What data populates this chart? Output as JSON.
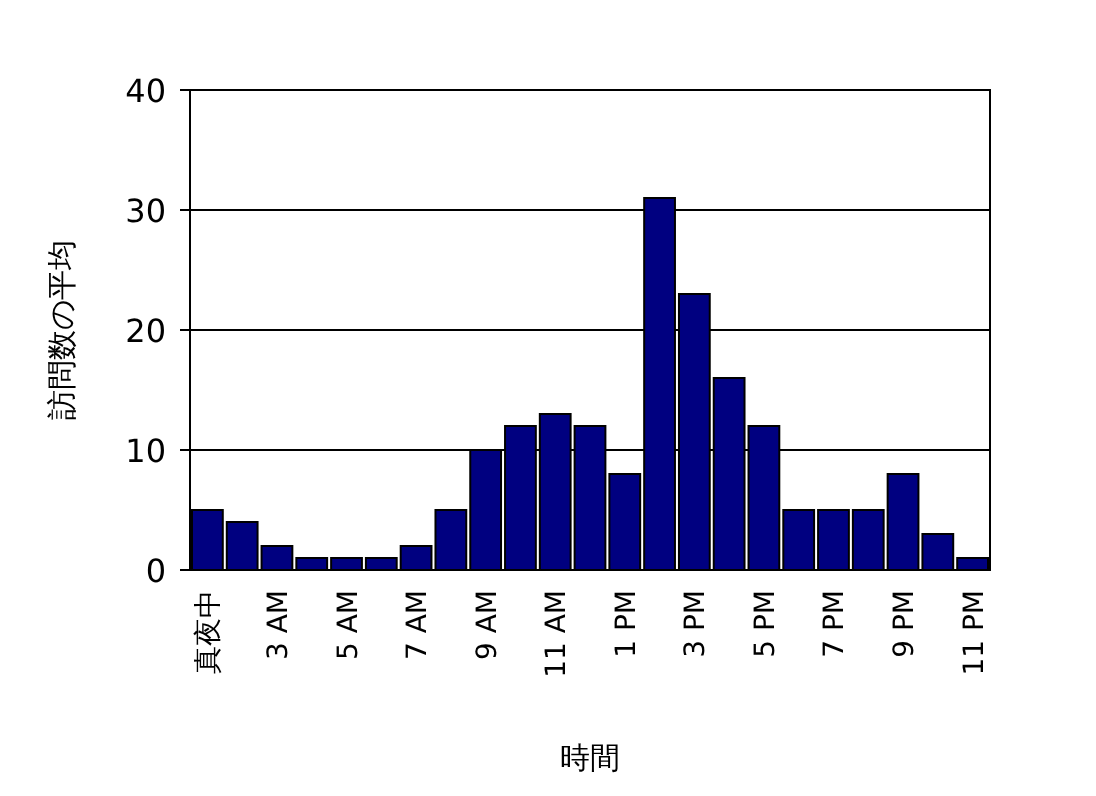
{
  "chart_data": {
    "type": "bar",
    "xlabel": "時間",
    "ylabel": "訪問数の平均",
    "categories": [
      "真夜中",
      null,
      "3 AM",
      null,
      "5 AM",
      null,
      "7 AM",
      null,
      "9 AM",
      null,
      "11 AM",
      null,
      "1 PM",
      null,
      "3 PM",
      null,
      "5 PM",
      null,
      "7 PM",
      null,
      "9 PM",
      null,
      "11 PM"
    ],
    "values": [
      5,
      4,
      2,
      1,
      1,
      1,
      2,
      5,
      10,
      12,
      13,
      12,
      8,
      31,
      23,
      16,
      12,
      5,
      5,
      5,
      8,
      3,
      1
    ],
    "color": "#000080",
    "ylim": [
      0,
      40
    ],
    "yticks": [
      0,
      10,
      20,
      30,
      40
    ],
    "grid": "y"
  }
}
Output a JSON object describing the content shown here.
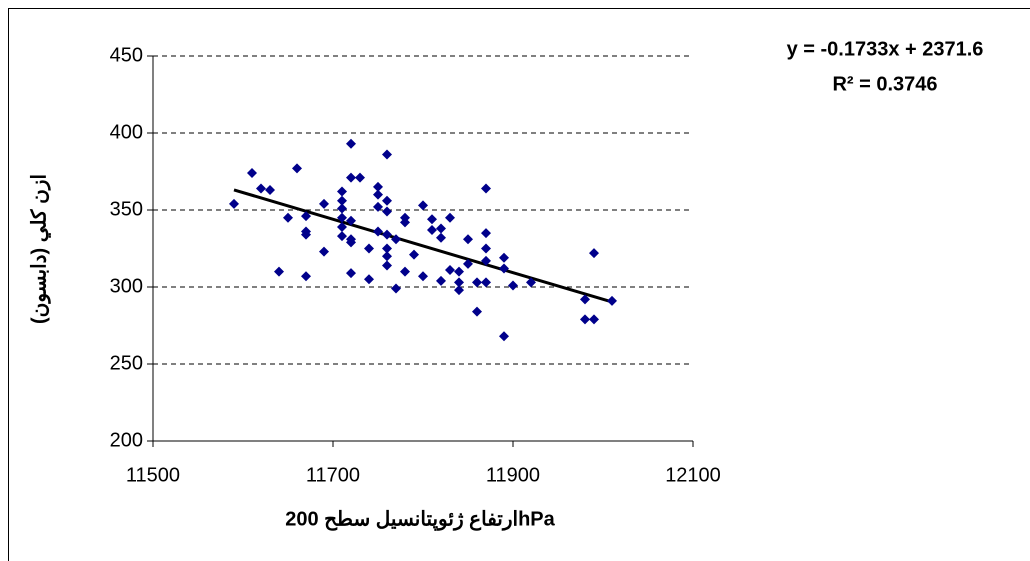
{
  "chart_data": {
    "type": "scatter",
    "x_label": "ارتفاع ژئوپتانسيل سطح 200hPa",
    "y_label": "ازن کلي (دابسون)",
    "color": "#00008b",
    "line_color": "#000000",
    "grid": true,
    "xlim": [
      11500,
      12100
    ],
    "xticks": [
      11500,
      11700,
      11900,
      12100
    ],
    "ylim": [
      200,
      450
    ],
    "yticks": [
      200,
      250,
      300,
      350,
      400,
      450
    ],
    "trendline": {
      "slope": -0.1733,
      "intercept": 2371.6,
      "equation": "y = -0.1733x + 2371.6",
      "r2_label": "R² = 0.3746",
      "r2": 0.3746
    },
    "series": [
      {
        "x": [
          11590,
          11610,
          11620,
          11630,
          11640,
          11650,
          11660,
          11670,
          11670,
          11670,
          11670,
          11690,
          11690,
          11710,
          11710,
          11710,
          11710,
          11710,
          11710,
          11720,
          11720,
          11720,
          11720,
          11720,
          11720,
          11730,
          11740,
          11740,
          11750,
          11750,
          11750,
          11750,
          11760,
          11760,
          11760,
          11760,
          11760,
          11760,
          11760,
          11770,
          11770,
          11780,
          11780,
          11780,
          11790,
          11800,
          11800,
          11810,
          11810,
          11820,
          11820,
          11820,
          11830,
          11830,
          11840,
          11840,
          11840,
          11850,
          11850,
          11860,
          11860,
          11870,
          11870,
          11870,
          11870,
          11870,
          11890,
          11890,
          11890,
          11900,
          11920,
          11980,
          11980,
          11990,
          11990,
          12010
        ],
        "values": [
          354,
          374,
          364,
          363,
          310,
          345,
          377,
          336,
          334,
          346,
          307,
          323,
          354,
          362,
          356,
          351,
          345,
          339,
          333,
          393,
          371,
          331,
          329,
          309,
          343,
          371,
          325,
          305,
          365,
          360,
          352,
          336,
          386,
          356,
          349,
          334,
          325,
          320,
          314,
          331,
          299,
          345,
          342,
          310,
          321,
          353,
          307,
          344,
          337,
          338,
          332,
          304,
          345,
          311,
          303,
          298,
          310,
          331,
          315,
          284,
          303,
          364,
          317,
          325,
          335,
          303,
          268,
          319,
          312,
          301,
          303,
          292,
          279,
          279,
          322,
          291
        ]
      }
    ]
  }
}
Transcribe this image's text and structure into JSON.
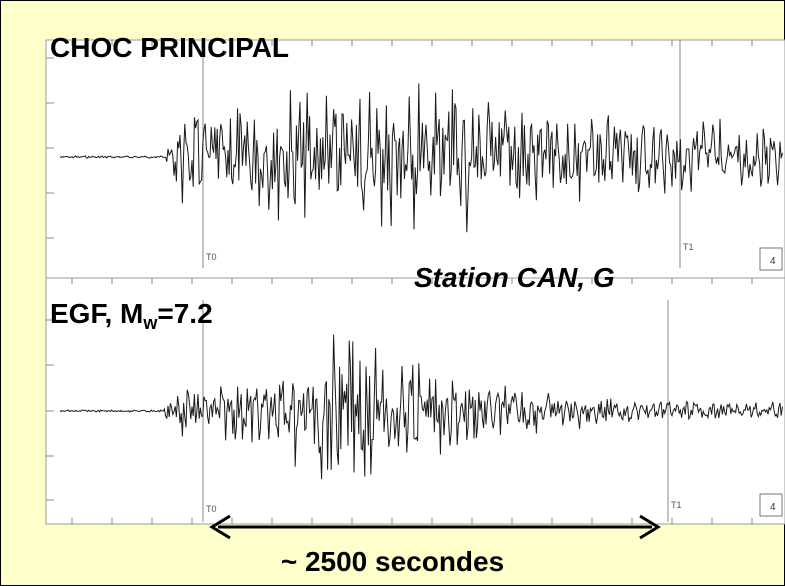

_Problem statement_
Quote all of the entries word for word, omitting any pictures.

_Response to the task_
What data populates this chart? Output as JSON.
{
  "chart_data": {
    "type": "bar",
    "xlabel": "時間",
    "ylabel": "訪問数の平均",
    "categories": [
      "真夜中",
      null,
      "3 AM",
      null,
      "5 AM",
      null,
      "7 AM",
      null,
      "9 AM",
      null,
      "11 AM",
      null,
      "1 PM",
      null,
      "3 PM",
      null,
      "5 PM",
      null,
      "7 PM",
      null,
      "9 PM",
      null,
      "11 PM"
    ],
    "values": [
      5,
      4,
      2,
      1,
      1,
      1,
      2,
      5,
      10,
      12,
      13,
      12,
      8,
      31,
      23,
      16,
      12,
      5,
      5,
      5,
      8,
      3,
      1
    ],
    "color": "#000080",
    "ylim": [
      0,
      40
    ],
    "yticks": [
      0,
      10,
      20,
      30,
      40
    ],
    "grid": "y"
  }
}
Output a JSON object describing the content shown here.
{
  "chart_data": {
    "type": "scatter",
    "x_label": "ارتفاع ژئوپتانسيل سطح 200hPa",
    "y_label": "ازن کلي (دابسون)",
    "color": "#00008b",
    "line_color": "#000000",
    "grid": true,
    "xlim": [
      11500,
      12100
    ],
    "xticks": [
      11500,
      11700,
      11900,
      12100
    ],
    "ylim": [
      200,
      450
    ],
    "yticks": [
      200,
      250,
      300,
      350,
      400,
      450
    ],
    "trendline": {
      "slope": -0.1733,
      "intercept": 2371.6,
      "equation": "y = -0.1733x + 2371.6",
      "r2_label": "R² = 0.3746",
      "r2": 0.3746
    },
    "series": [
      {
        "x": [
          11590,
          11610,
          11620,
          11630,
          11640,
          11650,
          11660,
          11670,
          11670,
          11670,
          11670,
          11690,
          11690,
          11710,
          11710,
          11710,
          11710,
          11710,
          11710,
          11720,
          11720,
          11720,
          11720,
          11720,
          11720,
          11730,
          11740,
          11740,
          11750,
          11750,
          11750,
          11750,
          11760,
          11760,
          11760,
          11760,
          11760,
          11760,
          11760,
          11770,
          11770,
          11780,
          11780,
          11780,
          11790,
          11800,
          11800,
          11810,
          11810,
          11820,
          11820,
          11820,
          11830,
          11830,
          11840,
          11840,
          11840,
          11850,
          11850,
          11860,
          11860,
          11870,
          11870,
          11870,
          11870,
          11870,
          11890,
          11890,
          11890,
          11900,
          11920,
          11980,
          11980,
          11990,
          11990,
          12010
        ],
        "values": [
          354,
          374,
          364,
          363,
          310,
          345,
          377,
          336,
          334,
          346,
          307,
          323,
          354,
          362,
          356,
          351,
          345,
          339,
          333,
          393,
          371,
          331,
          329,
          309,
          343,
          371,
          325,
          305,
          365,
          360,
          352,
          336,
          386,
          356,
          349,
          334,
          325,
          320,
          314,
          331,
          299,
          345,
          342,
          310,
          321,
          353,
          307,
          344,
          337,
          338,
          332,
          304,
          345,
          311,
          303,
          298,
          310,
          331,
          315,
          284,
          303,
          364,
          317,
          325,
          335,
          303,
          268,
          319,
          312,
          301,
          303,
          292,
          279,
          279,
          322,
          291
        ]
      }
    ]
  }
}
Transcribe this image's text and structure into JSON.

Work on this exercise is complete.